— Work instructions —
For each statement, answer yes or no to whether it agrees with the interview excerpt, and quote the words from the excerpt that decide it. 1. Word Handler and List Handler cost $3.63 to produce. 2. The speaker ran five miles every day of the week while building the company. 3. The speaker sold insurance for New York Life for several years.

— Text shown —
In 1980 I started my first company called Silicon Valley Systems. We made a best-selling word processor for early Apple Computers. Our product, “Word Handler” (the word processor) and “List Handler” (an early relational database), cost $3.63 to produce. We sold it to computer stores for $149, with a retail price of $249. We were all young and dumb, but despite ourselves, we made lots of money. At 32, I was “the old man.” This was my first real success. That gave me confidence, which led to other achievements.
What steps do you take daily to improve?
When I was building my company, I understood that to become successful; I had to be at my peak performance every day. I ran five miles, six days per week. I ate extremely healthy and was light on alcohol. My passion and complete commitment were an essential part of my success. I also meditated daily to keep my mind at peak performance.
What have you recognized as your greatest strengths, and how have they impacted your success?
My greatest strengths are my passion, commitment, and belief in what I’m doing. When I was in my twenties, I tried selling insurance for New York Life because I scored so high on their aptitude test. I didn’t even try to stay longer than a year because I didn’t believe in it, and I wasn’t committed. However, the president of New York Life came on my Board of Directors at Audio Highway out of that experience.

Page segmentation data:
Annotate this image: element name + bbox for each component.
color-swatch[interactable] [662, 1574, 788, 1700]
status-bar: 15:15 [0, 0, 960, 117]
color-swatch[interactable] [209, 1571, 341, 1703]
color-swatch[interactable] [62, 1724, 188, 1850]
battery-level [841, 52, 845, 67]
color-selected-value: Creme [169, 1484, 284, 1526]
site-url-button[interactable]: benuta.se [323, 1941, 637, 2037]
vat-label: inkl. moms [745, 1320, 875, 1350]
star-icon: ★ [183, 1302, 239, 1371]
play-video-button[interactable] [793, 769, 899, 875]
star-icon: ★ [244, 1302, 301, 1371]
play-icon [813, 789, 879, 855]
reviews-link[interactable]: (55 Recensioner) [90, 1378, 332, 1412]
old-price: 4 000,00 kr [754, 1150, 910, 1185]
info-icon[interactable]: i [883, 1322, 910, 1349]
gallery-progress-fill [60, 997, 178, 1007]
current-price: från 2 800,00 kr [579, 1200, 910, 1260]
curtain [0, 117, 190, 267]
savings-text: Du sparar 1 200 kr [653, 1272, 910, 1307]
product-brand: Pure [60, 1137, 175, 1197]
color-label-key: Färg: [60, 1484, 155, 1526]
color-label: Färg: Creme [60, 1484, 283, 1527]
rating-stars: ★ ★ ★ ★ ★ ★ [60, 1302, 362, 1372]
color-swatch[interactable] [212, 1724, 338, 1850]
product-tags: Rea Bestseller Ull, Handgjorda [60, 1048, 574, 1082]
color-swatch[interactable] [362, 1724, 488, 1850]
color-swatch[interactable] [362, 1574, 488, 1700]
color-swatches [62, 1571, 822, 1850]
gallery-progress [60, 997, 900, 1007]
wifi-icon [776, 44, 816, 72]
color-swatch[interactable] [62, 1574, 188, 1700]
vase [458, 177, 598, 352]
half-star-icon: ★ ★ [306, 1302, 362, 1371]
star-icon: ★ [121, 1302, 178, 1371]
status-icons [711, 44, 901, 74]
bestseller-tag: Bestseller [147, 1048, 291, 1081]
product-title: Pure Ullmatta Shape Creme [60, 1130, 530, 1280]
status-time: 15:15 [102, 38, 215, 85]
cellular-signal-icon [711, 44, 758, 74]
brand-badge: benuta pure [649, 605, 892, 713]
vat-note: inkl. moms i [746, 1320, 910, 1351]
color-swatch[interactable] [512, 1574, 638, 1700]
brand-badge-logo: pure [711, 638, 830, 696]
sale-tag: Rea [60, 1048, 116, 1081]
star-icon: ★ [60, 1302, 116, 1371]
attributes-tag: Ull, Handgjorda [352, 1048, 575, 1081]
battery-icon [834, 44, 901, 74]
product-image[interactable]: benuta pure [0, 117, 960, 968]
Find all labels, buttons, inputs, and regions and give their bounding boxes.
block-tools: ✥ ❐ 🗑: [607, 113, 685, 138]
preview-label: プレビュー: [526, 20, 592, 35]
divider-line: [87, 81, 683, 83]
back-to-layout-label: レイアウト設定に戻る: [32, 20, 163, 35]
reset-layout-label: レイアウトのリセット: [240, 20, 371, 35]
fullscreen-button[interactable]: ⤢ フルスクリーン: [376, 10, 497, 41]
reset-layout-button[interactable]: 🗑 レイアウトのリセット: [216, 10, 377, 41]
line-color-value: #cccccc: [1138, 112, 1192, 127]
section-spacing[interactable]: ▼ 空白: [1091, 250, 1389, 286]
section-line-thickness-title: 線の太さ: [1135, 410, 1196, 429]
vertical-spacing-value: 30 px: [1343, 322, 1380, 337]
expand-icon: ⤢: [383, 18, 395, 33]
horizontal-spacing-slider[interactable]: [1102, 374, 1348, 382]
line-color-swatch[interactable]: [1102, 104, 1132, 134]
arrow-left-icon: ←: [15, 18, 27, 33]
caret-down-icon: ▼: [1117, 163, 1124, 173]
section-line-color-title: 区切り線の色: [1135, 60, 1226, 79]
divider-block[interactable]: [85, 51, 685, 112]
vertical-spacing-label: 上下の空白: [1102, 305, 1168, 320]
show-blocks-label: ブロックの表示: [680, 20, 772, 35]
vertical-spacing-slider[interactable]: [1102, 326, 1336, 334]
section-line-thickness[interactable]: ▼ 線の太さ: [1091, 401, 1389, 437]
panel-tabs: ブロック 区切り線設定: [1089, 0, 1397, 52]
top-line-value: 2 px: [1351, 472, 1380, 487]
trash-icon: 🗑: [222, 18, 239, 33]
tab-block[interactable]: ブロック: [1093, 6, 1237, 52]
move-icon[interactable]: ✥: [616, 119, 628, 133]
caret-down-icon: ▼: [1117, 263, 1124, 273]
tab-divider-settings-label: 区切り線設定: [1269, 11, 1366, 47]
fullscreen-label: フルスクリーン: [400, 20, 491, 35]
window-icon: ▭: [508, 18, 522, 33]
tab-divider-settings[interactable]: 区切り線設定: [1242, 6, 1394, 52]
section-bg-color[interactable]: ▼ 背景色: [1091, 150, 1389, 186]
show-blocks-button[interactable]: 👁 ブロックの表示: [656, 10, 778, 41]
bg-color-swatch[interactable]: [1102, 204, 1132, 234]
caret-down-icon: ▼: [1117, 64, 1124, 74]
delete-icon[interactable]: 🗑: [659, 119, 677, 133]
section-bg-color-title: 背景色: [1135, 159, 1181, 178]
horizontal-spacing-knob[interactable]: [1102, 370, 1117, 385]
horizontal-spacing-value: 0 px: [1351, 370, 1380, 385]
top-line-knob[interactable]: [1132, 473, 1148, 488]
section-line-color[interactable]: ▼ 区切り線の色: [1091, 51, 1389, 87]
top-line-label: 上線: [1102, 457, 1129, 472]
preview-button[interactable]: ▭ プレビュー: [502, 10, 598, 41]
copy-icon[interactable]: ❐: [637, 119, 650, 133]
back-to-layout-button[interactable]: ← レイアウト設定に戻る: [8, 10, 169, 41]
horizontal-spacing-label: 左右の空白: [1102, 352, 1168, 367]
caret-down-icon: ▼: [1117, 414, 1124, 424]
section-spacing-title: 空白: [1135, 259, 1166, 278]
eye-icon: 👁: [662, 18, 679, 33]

— Task output —
1. Yes: "cost $3.63 to produce"
2. No: "I ran five miles, six days per week."
3. No: "I didn’t even try to stay longer than a year"